Pull every line that holds the word "officia" from the entries.

• • • • • • •

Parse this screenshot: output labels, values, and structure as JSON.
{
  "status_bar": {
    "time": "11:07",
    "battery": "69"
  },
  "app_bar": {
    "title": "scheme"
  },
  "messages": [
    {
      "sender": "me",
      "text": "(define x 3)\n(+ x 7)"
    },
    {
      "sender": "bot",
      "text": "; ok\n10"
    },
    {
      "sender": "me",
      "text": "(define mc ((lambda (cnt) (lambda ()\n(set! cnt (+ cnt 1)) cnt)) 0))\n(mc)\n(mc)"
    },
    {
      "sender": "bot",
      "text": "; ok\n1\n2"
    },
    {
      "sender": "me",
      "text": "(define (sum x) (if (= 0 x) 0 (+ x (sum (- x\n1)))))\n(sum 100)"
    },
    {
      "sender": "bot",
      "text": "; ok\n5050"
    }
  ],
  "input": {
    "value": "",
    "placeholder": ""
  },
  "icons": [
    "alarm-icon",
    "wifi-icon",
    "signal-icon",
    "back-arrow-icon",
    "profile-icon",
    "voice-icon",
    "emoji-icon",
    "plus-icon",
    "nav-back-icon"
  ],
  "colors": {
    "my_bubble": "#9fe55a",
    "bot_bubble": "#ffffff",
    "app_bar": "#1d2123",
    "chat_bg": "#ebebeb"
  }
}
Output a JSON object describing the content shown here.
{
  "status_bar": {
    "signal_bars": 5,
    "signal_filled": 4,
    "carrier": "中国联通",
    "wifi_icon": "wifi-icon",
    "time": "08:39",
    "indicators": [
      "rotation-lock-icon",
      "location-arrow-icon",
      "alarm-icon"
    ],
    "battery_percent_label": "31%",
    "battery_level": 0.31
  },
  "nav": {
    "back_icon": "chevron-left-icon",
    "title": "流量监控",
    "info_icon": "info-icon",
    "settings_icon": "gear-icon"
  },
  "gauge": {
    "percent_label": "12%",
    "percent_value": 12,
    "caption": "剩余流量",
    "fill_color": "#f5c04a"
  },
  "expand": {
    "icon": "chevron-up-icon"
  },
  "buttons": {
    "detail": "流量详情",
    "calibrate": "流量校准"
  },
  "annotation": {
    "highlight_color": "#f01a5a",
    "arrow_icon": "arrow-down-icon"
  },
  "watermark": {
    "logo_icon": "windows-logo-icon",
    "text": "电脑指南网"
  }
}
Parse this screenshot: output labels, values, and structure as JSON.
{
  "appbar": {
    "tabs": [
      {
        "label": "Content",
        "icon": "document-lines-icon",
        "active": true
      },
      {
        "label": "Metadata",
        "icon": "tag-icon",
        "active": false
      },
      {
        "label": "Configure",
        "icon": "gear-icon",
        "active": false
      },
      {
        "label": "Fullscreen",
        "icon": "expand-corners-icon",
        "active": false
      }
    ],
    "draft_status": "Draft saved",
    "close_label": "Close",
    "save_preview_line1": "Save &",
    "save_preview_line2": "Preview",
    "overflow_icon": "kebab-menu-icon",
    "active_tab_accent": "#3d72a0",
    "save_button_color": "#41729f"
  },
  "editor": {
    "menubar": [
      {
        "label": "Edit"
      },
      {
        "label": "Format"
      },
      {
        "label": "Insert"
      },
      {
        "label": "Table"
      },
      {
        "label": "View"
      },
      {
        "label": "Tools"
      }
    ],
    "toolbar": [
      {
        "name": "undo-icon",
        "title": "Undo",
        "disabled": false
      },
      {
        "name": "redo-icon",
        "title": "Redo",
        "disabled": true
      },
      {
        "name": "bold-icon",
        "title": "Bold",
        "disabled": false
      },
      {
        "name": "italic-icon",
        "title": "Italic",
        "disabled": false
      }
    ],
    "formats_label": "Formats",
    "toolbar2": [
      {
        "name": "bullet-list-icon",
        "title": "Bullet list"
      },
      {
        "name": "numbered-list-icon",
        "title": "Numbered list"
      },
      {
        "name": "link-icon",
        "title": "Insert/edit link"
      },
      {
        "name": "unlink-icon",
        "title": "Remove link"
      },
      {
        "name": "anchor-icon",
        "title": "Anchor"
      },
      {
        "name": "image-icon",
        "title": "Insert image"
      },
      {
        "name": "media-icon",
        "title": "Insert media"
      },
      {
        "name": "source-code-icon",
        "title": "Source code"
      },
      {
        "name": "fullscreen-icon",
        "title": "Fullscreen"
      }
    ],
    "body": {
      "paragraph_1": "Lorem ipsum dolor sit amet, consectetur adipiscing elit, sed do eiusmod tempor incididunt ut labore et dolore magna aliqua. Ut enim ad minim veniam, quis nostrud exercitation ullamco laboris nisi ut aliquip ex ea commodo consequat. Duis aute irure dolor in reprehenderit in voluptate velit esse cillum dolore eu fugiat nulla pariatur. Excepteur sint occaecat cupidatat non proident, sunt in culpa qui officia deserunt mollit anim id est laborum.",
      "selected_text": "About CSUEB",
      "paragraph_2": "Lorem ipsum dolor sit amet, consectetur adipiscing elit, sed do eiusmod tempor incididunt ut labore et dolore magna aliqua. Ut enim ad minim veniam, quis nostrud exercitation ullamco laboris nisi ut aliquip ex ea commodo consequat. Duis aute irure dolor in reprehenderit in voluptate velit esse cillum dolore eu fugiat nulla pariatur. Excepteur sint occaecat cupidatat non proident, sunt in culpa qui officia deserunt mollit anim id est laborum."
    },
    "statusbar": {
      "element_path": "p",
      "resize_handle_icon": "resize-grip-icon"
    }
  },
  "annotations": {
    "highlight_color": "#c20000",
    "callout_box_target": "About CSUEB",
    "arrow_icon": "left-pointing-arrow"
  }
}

• • • • • • •

Final answer:
      "paragraph_1": "Lorem ipsum dolor sit amet, consectetur adipiscing elit, sed do eiusmod tempor incididunt ut labore et dolore magna aliqua. Ut enim ad minim veniam, quis nostrud exercitation ullamco laboris nisi ut aliquip ex ea commodo consequat. Duis aute irure dolor in reprehenderit in voluptate velit esse cillum dolore eu fugiat nulla pariatur. Excepteur sint occaecat cupidatat non proident, sunt in culpa qui officia deserunt mollit anim id est laborum.",
      "paragraph_2": "Lorem ipsum dolor sit amet, consectetur adipiscing elit, sed do eiusmod tempor incididunt ut labore et dolore magna aliqua. Ut enim ad minim veniam, quis nostrud exercitation ullamco laboris nisi ut aliquip ex ea commodo consequat. Duis aute irure dolor in reprehenderit in voluptate velit esse cillum dolore eu fugiat nulla pariatur. Excepteur sint occaecat cupidatat non proident, sunt in culpa qui officia deserunt mollit anim id est laborum."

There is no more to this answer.